**Objective:** Please write out the material below exactly as given.

Excerpt from a dataset
#####

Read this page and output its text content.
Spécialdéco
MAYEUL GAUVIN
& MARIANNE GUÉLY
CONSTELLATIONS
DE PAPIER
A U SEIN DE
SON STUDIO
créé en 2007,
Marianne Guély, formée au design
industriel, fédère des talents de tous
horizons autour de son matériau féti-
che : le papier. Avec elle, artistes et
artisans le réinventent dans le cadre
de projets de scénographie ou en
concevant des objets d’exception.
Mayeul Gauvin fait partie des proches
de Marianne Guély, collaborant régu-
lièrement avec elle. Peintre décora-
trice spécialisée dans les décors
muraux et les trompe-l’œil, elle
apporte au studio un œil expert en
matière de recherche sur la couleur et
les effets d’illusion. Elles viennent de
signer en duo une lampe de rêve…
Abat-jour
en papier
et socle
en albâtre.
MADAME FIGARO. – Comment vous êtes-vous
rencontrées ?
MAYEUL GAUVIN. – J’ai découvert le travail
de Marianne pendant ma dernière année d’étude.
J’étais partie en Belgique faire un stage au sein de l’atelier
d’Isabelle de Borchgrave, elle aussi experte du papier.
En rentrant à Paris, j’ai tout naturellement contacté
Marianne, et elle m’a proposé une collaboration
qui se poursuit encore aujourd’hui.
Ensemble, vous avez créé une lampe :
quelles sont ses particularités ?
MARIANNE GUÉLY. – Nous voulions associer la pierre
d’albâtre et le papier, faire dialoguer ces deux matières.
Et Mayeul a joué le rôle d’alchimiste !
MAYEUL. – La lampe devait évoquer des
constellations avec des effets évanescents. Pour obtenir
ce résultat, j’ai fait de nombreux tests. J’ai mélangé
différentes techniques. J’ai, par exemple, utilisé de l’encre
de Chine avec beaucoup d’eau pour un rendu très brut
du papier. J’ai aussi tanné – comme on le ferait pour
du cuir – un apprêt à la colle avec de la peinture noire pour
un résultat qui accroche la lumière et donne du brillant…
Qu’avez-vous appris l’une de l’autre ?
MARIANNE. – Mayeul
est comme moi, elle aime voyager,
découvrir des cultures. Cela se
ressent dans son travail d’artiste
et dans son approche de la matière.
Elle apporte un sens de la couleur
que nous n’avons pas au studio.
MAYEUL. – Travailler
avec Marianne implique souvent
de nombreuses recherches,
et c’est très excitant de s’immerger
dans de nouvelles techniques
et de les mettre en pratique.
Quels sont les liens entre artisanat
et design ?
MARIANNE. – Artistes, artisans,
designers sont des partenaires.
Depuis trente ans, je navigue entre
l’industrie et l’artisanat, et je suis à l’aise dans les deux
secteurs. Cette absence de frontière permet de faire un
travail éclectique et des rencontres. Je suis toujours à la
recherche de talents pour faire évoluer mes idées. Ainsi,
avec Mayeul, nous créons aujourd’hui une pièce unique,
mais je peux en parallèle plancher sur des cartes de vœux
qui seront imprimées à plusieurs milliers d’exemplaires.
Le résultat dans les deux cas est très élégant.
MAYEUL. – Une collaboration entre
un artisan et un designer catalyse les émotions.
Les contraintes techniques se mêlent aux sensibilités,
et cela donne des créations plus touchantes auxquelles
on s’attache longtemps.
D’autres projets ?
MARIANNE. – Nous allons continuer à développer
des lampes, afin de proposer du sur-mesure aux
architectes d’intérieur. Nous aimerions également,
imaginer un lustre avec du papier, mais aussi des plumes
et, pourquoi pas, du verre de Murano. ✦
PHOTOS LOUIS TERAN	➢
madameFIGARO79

#####

**Correct result:**
Read this page and output its text content.
Spécialdéco
MAYEUL GAUVIN
& MARIANNE GUÉLY
CONSTELLATIONS
DE PAPIER
A U SEIN DE
SON STUDIO
créé en 2007,
Marianne Guély, formée au design
industriel, fédère des talents de tous
horizons autour de son matériau féti-
che : le papier. Avec elle, artistes et
artisans le réinventent dans le cadre
de projets de scénographie ou en
concevant des objets d’exception.
Mayeul Gauvin fait partie des proches
de Marianne Guély, collaborant régu-
lièrement avec elle. Peintre décora-
trice spécialisée dans les décors
muraux et les trompe-l’œil, elle
apporte au studio un œil expert en
matière de recherche sur la couleur et
les effets d’illusion. Elles viennent de
signer en duo une lampe de rêve…
Abat-jour
en papier
et socle
en albâtre.
MADAME FIGARO. – Comment vous êtes-vous
rencontrées ?
MAYEUL GAUVIN. – J’ai découvert le travail
de Marianne pendant ma dernière année d’étude.
J’étais partie en Belgique faire un stage au sein de l’atelier
d’Isabelle de Borchgrave, elle aussi experte du papier.
En rentrant à Paris, j’ai tout naturellement contacté
Marianne, et elle m’a proposé une collaboration
qui se poursuit encore aujourd’hui.
Ensemble, vous avez créé une lampe :
quelles sont ses particularités ?
MARIANNE GUÉLY. – Nous voulions associer la pierre
d’albâtre et le papier, faire dialoguer ces deux matières.
Et Mayeul a joué le rôle d’alchimiste !
MAYEUL. – La lampe devait évoquer des
constellations avec des effets évanescents. Pour obtenir
ce résultat, j’ai fait de nombreux tests. J’ai mélangé
différentes techniques. J’ai, par exemple, utilisé de l’encre
de Chine avec beaucoup d’eau pour un rendu très brut
du papier. J’ai aussi tanné – comme on le ferait pour
du cuir – un apprêt à la colle avec de la peinture noire pour
un résultat qui accroche la lumière et donne du brillant…
Qu’avez-vous appris l’une de l’autre ?
MARIANNE. – Mayeul
est comme moi, elle aime voyager,
découvrir des cultures. Cela se
ressent dans son travail d’artiste
et dans son approche de la matière.
Elle apporte un sens de la couleur
que nous n’avons pas au studio.
MAYEUL. – Travailler
avec Marianne implique souvent
de nombreuses recherches,
et c’est très excitant de s’immerger
dans de nouvelles techniques
et de les mettre en pratique.
Quels sont les liens entre artisanat
et design ?
MARIANNE. – Artistes, artisans,
designers sont des partenaires.
Depuis trente ans, je navigue entre
l’industrie et l’artisanat, et je suis à l’aise dans les deux
secteurs. Cette absence de frontière permet de faire un
travail éclectique et des rencontres. Je suis toujours à la
recherche de talents pour faire évoluer mes idées. Ainsi,
avec Mayeul, nous créons aujourd’hui une pièce unique,
mais je peux en parallèle plancher sur des cartes de vœux
qui seront imprimées à plusieurs milliers d’exemplaires.
Le résultat dans les deux cas est très élégant.
MAYEUL. – Une collaboration entre
un artisan et un designer catalyse les émotions.
Les contraintes techniques se mêlent aux sensibilités,
et cela donne des créations plus touchantes auxquelles
on s’attache longtemps.
D’autres projets ?
MARIANNE. – Nous allons continuer à développer
des lampes, afin de proposer du sur-mesure aux
architectes d’intérieur. Nous aimerions également,
imaginer un lustre avec du papier, mais aussi des plumes
et, pourquoi pas, du verre de Murano. ✦
PHOTOS LOUIS TERAN	➢
madameFIGARO79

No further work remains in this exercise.